Please retype the data in full, exactly as given.

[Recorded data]
'''

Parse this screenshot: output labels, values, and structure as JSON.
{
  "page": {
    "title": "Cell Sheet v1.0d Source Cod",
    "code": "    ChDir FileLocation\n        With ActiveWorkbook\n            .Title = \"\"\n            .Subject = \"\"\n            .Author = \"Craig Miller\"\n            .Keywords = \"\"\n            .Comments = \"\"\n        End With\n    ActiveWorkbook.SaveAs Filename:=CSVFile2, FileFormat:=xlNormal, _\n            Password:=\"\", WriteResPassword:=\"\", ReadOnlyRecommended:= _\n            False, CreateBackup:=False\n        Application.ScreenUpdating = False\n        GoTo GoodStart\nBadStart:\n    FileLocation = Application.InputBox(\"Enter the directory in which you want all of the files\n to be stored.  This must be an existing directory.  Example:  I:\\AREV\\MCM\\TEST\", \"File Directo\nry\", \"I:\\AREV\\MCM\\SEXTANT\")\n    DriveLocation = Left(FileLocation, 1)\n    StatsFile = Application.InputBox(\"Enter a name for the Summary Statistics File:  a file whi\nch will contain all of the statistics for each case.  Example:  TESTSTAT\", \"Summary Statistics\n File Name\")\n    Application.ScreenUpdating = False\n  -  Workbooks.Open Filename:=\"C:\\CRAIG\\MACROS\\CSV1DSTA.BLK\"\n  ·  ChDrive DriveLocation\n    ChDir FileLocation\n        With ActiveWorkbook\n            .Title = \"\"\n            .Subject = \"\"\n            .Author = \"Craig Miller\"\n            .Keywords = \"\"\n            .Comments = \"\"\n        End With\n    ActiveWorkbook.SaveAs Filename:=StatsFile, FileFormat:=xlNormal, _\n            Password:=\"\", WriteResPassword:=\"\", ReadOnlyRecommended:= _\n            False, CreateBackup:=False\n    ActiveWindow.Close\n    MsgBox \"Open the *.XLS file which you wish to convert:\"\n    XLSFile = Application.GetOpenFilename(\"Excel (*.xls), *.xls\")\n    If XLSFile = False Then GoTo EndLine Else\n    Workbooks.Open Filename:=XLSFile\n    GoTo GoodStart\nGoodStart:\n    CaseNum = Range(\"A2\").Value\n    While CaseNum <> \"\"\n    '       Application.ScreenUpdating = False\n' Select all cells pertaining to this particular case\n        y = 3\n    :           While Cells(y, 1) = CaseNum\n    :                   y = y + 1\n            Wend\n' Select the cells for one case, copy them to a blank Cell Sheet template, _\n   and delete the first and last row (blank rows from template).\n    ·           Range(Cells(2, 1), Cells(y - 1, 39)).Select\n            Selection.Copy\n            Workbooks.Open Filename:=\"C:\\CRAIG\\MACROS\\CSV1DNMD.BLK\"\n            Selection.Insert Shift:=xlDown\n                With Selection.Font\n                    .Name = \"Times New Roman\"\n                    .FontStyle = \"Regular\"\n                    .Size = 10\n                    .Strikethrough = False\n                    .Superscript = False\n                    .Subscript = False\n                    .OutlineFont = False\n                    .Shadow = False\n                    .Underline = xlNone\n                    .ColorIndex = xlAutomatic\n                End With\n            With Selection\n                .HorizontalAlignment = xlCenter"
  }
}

'''

> EXPECTED OUTPUT
Parse this screenshot: output labels, values, and structure as JSON.
{
  "page": {
    "title": "Cell Sheet v1.0d Source Cod",
    "code": "    ChDir FileLocation\n        With ActiveWorkbook\n            .Title = \"\"\n            .Subject = \"\"\n            .Author = \"Craig Miller\"\n            .Keywords = \"\"\n            .Comments = \"\"\n        End With\n    ActiveWorkbook.SaveAs Filename:=CSVFile2, FileFormat:=xlNormal, _\n            Password:=\"\", WriteResPassword:=\"\", ReadOnlyRecommended:= _\n            False, CreateBackup:=False\n        Application.ScreenUpdating = False\n        GoTo GoodStart\nBadStart:\n    FileLocation = Application.InputBox(\"Enter the directory in which you want all of the files\n to be stored.  This must be an existing directory.  Example:  I:\\AREV\\MCM\\TEST\", \"File Directo\nry\", \"I:\\AREV\\MCM\\SEXTANT\")\n    DriveLocation = Left(FileLocation, 1)\n    StatsFile = Application.InputBox(\"Enter a name for the Summary Statistics File:  a file whi\nch will contain all of the statistics for each case.  Example:  TESTSTAT\", \"Summary Statistics\n File Name\")\n    Application.ScreenUpdating = False\n  -  Workbooks.Open Filename:=\"C:\\CRAIG\\MACROS\\CSV1DSTA.BLK\"\n  ·  ChDrive DriveLocation\n    ChDir FileLocation\n        With ActiveWorkbook\n            .Title = \"\"\n            .Subject = \"\"\n            .Author = \"Craig Miller\"\n            .Keywords = \"\"\n            .Comments = \"\"\n        End With\n    ActiveWorkbook.SaveAs Filename:=StatsFile, FileFormat:=xlNormal, _\n            Password:=\"\", WriteResPassword:=\"\", ReadOnlyRecommended:= _\n            False, CreateBackup:=False\n    ActiveWindow.Close\n    MsgBox \"Open the *.XLS file which you wish to convert:\"\n    XLSFile = Application.GetOpenFilename(\"Excel (*.xls), *.xls\")\n    If XLSFile = False Then GoTo EndLine Else\n    Workbooks.Open Filename:=XLSFile\n    GoTo GoodStart\nGoodStart:\n    CaseNum = Range(\"A2\").Value\n    While CaseNum <> \"\"\n    '       Application.ScreenUpdating = False\n' Select all cells pertaining to this particular case\n        y = 3\n    :           While Cells(y, 1) = CaseNum\n    :                   y = y + 1\n            Wend\n' Select the cells for one case, copy them to a blank Cell Sheet template, _\n   and delete the first and last row (blank rows from template).\n    ·           Range(Cells(2, 1), Cells(y - 1, 39)).Select\n            Selection.Copy\n            Workbooks.Open Filename:=\"C:\\CRAIG\\MACROS\\CSV1DNMD.BLK\"\n            Selection.Insert Shift:=xlDown\n                With Selection.Font\n                    .Name = \"Times New Roman\"\n                    .FontStyle = \"Regular\"\n                    .Size = 10\n                    .Strikethrough = False\n                    .Superscript = False\n                    .Subscript = False\n                    .OutlineFont = False\n                    .Shadow = False\n                    .Underline = xlNone\n                    .ColorIndex = xlAutomatic\n                End With\n            With Selection\n                .HorizontalAlignment = xlCenter"
  }
}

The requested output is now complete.